→ Task: Copy every row below verbatim, without changing any character.

→ Records for this exercise:
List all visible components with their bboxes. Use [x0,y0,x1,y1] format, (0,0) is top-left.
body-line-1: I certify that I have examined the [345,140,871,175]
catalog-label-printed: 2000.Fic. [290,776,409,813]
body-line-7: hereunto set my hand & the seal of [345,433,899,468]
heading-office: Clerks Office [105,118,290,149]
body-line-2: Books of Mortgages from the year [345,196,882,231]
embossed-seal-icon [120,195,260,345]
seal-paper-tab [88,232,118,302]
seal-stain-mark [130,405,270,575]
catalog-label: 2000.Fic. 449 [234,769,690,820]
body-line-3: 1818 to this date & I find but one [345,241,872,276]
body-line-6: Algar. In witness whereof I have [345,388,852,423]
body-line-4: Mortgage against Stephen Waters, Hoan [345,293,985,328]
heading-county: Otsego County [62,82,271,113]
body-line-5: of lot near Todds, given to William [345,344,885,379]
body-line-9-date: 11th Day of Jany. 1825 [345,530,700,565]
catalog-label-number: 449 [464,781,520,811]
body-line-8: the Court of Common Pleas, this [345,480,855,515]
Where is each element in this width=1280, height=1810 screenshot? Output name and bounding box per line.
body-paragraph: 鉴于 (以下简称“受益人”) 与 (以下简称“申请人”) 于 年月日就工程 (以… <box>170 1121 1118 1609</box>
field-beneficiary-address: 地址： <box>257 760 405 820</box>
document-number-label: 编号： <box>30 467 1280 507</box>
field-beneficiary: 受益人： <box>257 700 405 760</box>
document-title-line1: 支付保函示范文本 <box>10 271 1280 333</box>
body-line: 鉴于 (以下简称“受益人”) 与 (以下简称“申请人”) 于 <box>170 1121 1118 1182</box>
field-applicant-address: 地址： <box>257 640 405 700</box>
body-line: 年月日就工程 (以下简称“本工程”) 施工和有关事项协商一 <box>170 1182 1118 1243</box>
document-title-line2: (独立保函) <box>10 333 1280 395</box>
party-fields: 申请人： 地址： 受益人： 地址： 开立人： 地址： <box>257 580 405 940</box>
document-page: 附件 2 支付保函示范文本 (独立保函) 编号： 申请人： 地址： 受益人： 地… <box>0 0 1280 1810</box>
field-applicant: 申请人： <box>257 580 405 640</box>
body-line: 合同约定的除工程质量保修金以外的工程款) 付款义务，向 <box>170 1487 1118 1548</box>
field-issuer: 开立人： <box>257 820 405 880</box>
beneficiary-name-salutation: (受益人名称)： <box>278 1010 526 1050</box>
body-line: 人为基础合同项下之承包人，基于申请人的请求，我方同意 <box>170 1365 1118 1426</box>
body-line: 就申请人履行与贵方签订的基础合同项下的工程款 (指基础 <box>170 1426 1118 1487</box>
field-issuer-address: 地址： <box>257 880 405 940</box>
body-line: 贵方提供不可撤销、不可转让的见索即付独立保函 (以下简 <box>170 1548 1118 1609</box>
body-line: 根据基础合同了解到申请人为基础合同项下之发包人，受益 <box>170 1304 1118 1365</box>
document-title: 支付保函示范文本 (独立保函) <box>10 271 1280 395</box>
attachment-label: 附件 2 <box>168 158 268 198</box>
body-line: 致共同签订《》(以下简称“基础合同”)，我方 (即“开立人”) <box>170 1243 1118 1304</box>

→ Task answer:
List all visible components with their bboxes. Use [x0,y0,x1,y1] format, (0,0) is top-left.
body-line-1: I certify that I have examined the [345,140,871,175]
catalog-label-printed: 2000.Fic. [290,776,409,813]
body-line-7: hereunto set my hand & the seal of [345,433,899,468]
heading-office: Clerks Office [105,118,290,149]
body-line-2: Books of Mortgages from the year [345,196,882,231]
embossed-seal-icon [120,195,260,345]
seal-paper-tab [88,232,118,302]
seal-stain-mark [130,405,270,575]
catalog-label: 2000.Fic. 449 [234,769,690,820]
body-line-3: 1818 to this date & I find but one [345,241,872,276]
body-line-6: Algar. In witness whereof I have [345,388,852,423]
body-line-4: Mortgage against Stephen Waters, Hoan [345,293,985,328]
heading-county: Otsego County [62,82,271,113]
body-line-5: of lot near Todds, given to William [345,344,885,379]
body-line-9-date: 11th Day of Jany. 1825 [345,530,700,565]
catalog-label-number: 449 [464,781,520,811]
body-line-8: the Court of Common Pleas, this [345,480,855,515]
Where is each element in this width=1280, height=1810 screenshot? Output name and bounding box per line.
body-paragraph: 鉴于 (以下简称“受益人”) 与 (以下简称“申请人”) 于 年月日就工程 (以… <box>170 1121 1118 1609</box>
field-beneficiary-address: 地址： <box>257 760 405 820</box>
document-number-label: 编号： <box>30 467 1280 507</box>
field-beneficiary: 受益人： <box>257 700 405 760</box>
document-title-line1: 支付保函示范文本 <box>10 271 1280 333</box>
body-line: 鉴于 (以下简称“受益人”) 与 (以下简称“申请人”) 于 <box>170 1121 1118 1182</box>
field-applicant-address: 地址： <box>257 640 405 700</box>
body-line: 年月日就工程 (以下简称“本工程”) 施工和有关事项协商一 <box>170 1182 1118 1243</box>
document-title-line2: (独立保函) <box>10 333 1280 395</box>
party-fields: 申请人： 地址： 受益人： 地址： 开立人： 地址： <box>257 580 405 940</box>
document-page: 附件 2 支付保函示范文本 (独立保函) 编号： 申请人： 地址： 受益人： 地… <box>0 0 1280 1810</box>
field-applicant: 申请人： <box>257 580 405 640</box>
body-line: 合同约定的除工程质量保修金以外的工程款) 付款义务，向 <box>170 1487 1118 1548</box>
field-issuer: 开立人： <box>257 820 405 880</box>
beneficiary-name-salutation: (受益人名称)： <box>278 1010 526 1050</box>
body-line: 人为基础合同项下之承包人，基于申请人的请求，我方同意 <box>170 1365 1118 1426</box>
body-line: 就申请人履行与贵方签订的基础合同项下的工程款 (指基础 <box>170 1426 1118 1487</box>
field-issuer-address: 地址： <box>257 880 405 940</box>
body-line: 贵方提供不可撤销、不可转让的见索即付独立保函 (以下简 <box>170 1548 1118 1609</box>
body-line: 根据基础合同了解到申请人为基础合同项下之发包人，受益 <box>170 1304 1118 1365</box>
document-title: 支付保函示范文本 (独立保函) <box>10 271 1280 395</box>
attachment-label: 附件 2 <box>168 158 268 198</box>
body-line: 致共同签订《》(以下简称“基础合同”)，我方 (即“开立人”) <box>170 1243 1118 1304</box>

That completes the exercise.